-- START SUPPLIED MATERIAL --

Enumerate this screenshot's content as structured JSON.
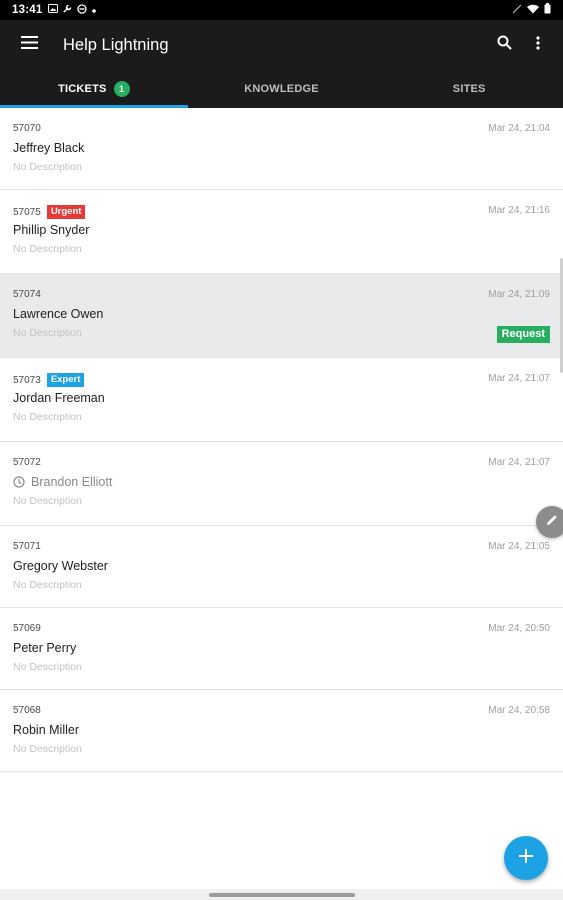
{
  "status_bar": {
    "time": "13:41"
  },
  "app_bar": {
    "title": "Help Lightning"
  },
  "tabs": [
    {
      "label": "TICKETS",
      "count": "1"
    },
    {
      "label": "KNOWLEDGE"
    },
    {
      "label": "SITES"
    }
  ],
  "tickets": [
    {
      "id": "57070",
      "date": "Mar 24, 21:04",
      "name": "Jeffrey Black",
      "description": "No Description"
    },
    {
      "id": "57075",
      "tag": "Urgent",
      "date": "Mar 24, 21:16",
      "name": "Phillip Snyder",
      "description": "No Description"
    },
    {
      "id": "57074",
      "date": "Mar 24, 21:09",
      "name": "Lawrence Owen",
      "description": "No Description",
      "status": "Request"
    },
    {
      "id": "57073",
      "tag": "Expert",
      "date": "Mar 24, 21:07",
      "name": "Jordan Freeman",
      "description": "No Description"
    },
    {
      "id": "57072",
      "date": "Mar 24, 21:07",
      "name": "Brandon Elliott",
      "description": "No Description"
    },
    {
      "id": "57071",
      "date": "Mar 24, 21:05",
      "name": "Gregory Webster",
      "description": "No Description"
    },
    {
      "id": "57069",
      "date": "Mar 24, 20:50",
      "name": "Peter Perry",
      "description": "No Description"
    },
    {
      "id": "57068",
      "date": "Mar 24, 20:58",
      "name": "Robin Miller",
      "description": "No Description"
    }
  ],
  "colors": {
    "accent": "#1ea2e6",
    "urgent": "#e53935",
    "expert": "#1ea2e6",
    "request": "#27ae60",
    "tab_count": "#27ae60"
  },
  "icons": [
    "menu-icon",
    "search-icon",
    "more-vert-icon",
    "clock-icon",
    "pencil-icon",
    "plus-icon"
  ]
}
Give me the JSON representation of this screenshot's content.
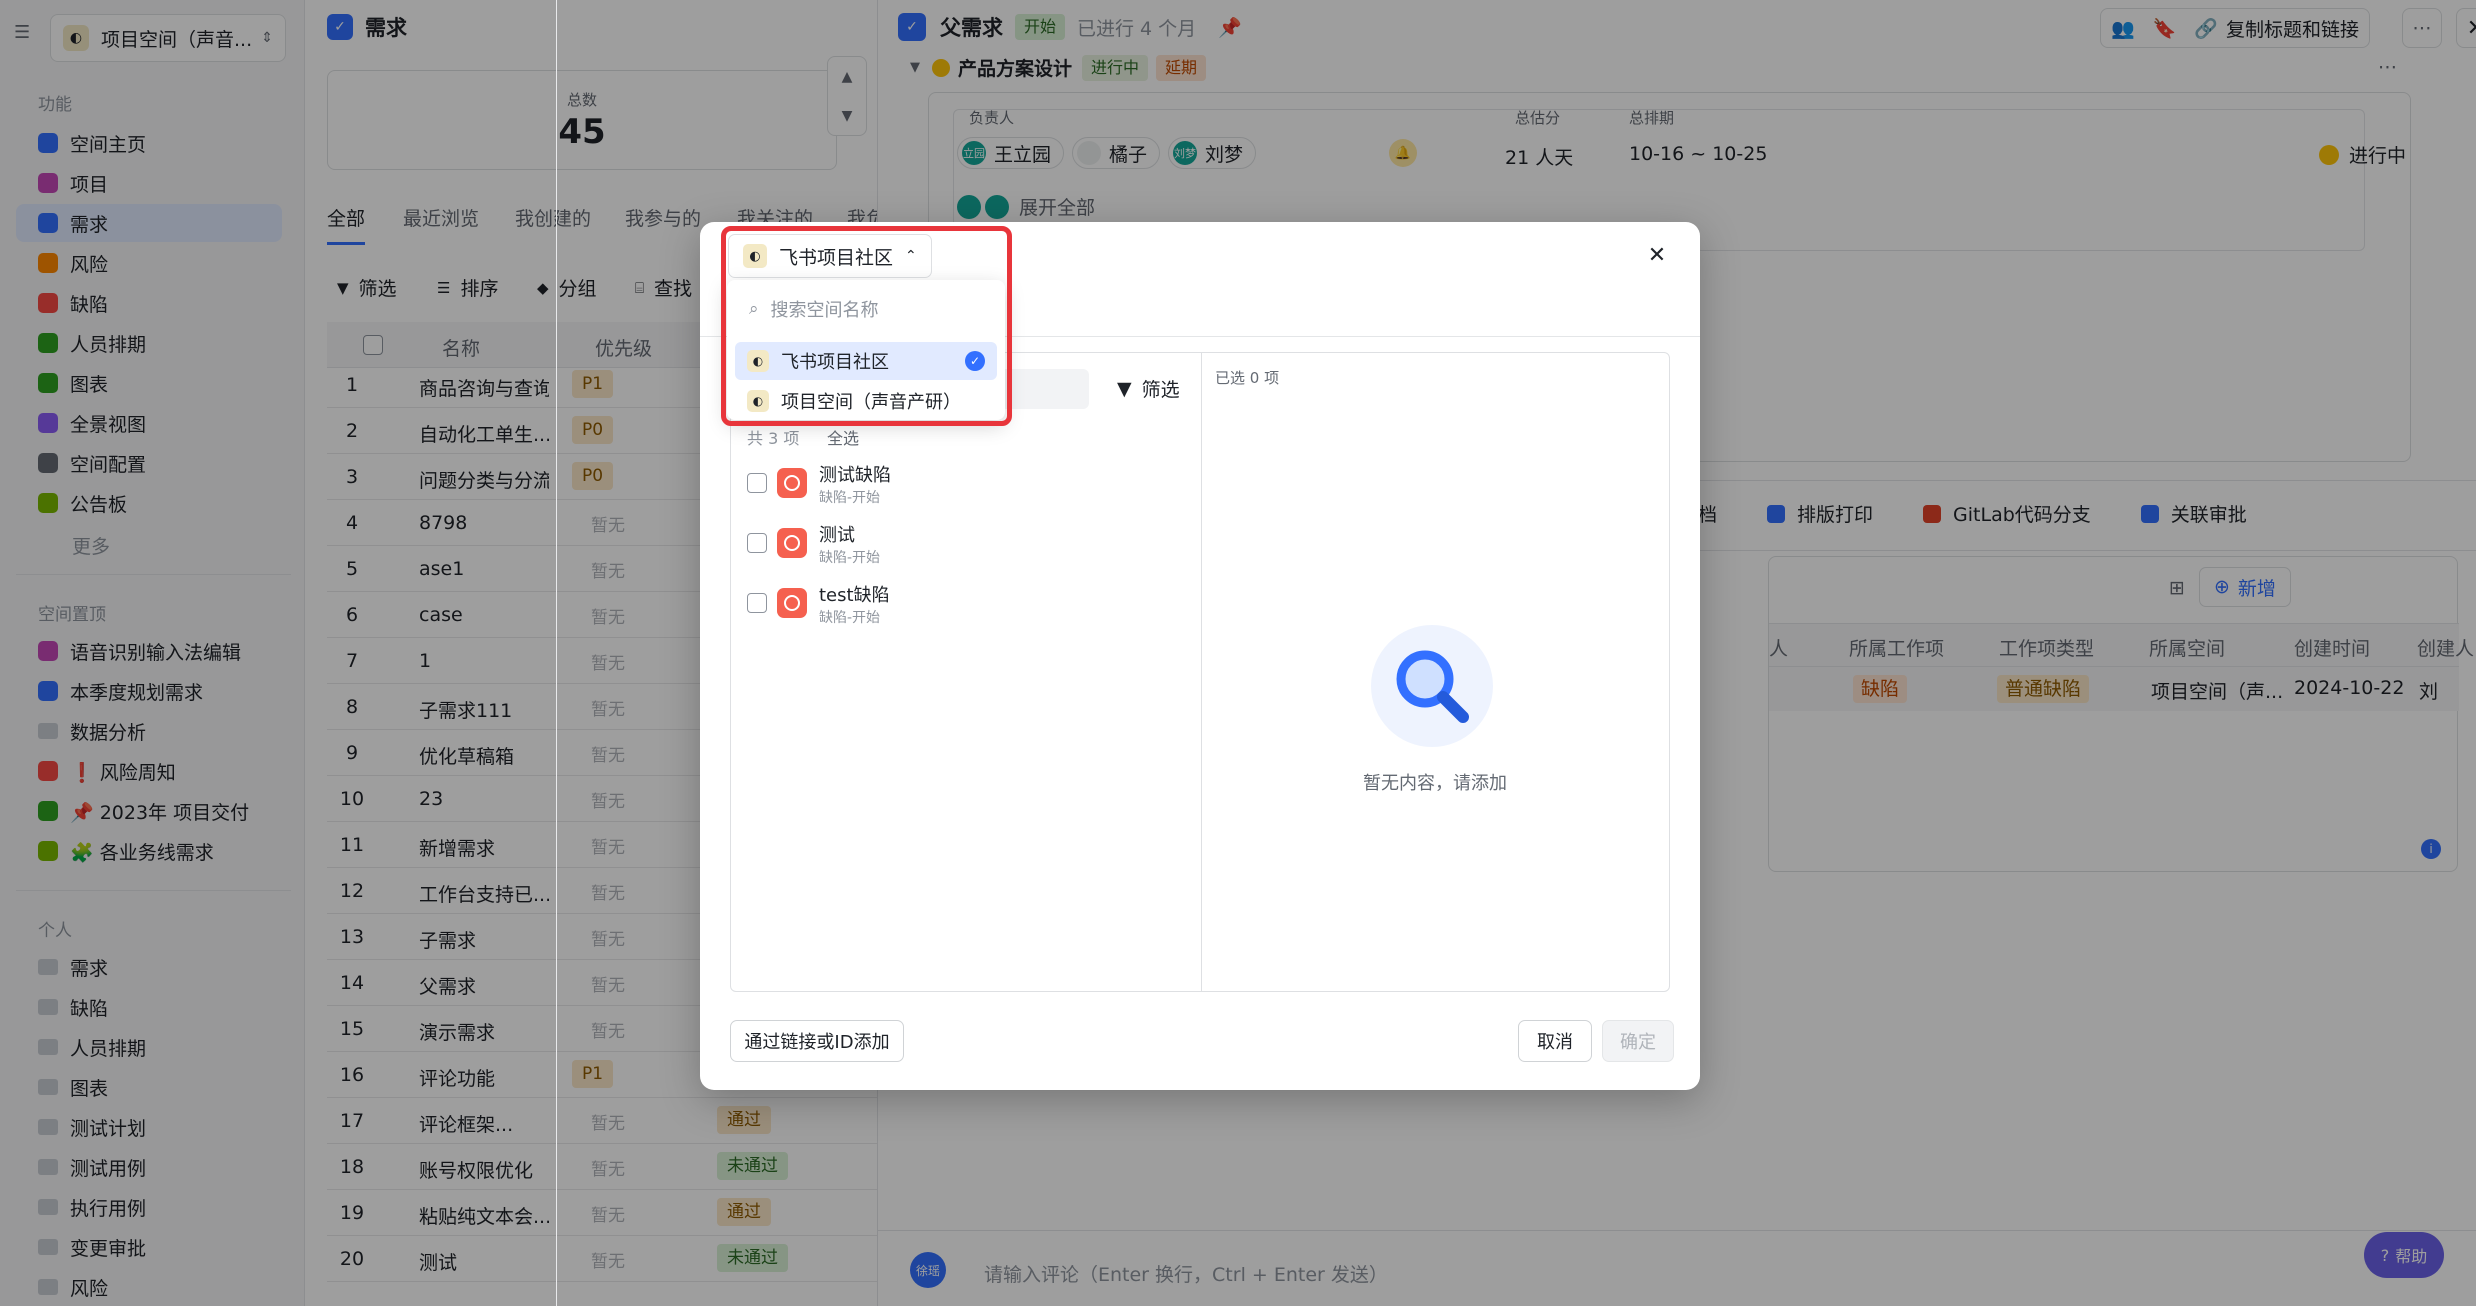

-- END SUPPLIED MATERIAL --

=== THE EXERCISE ===
Single out each line of the records above with the string "content" in it, and copy it.

=== WORKED ANSWER ===
Enumerate this screenshot's content as structured JSON.
Give me the JSON representation of this screenshot's content.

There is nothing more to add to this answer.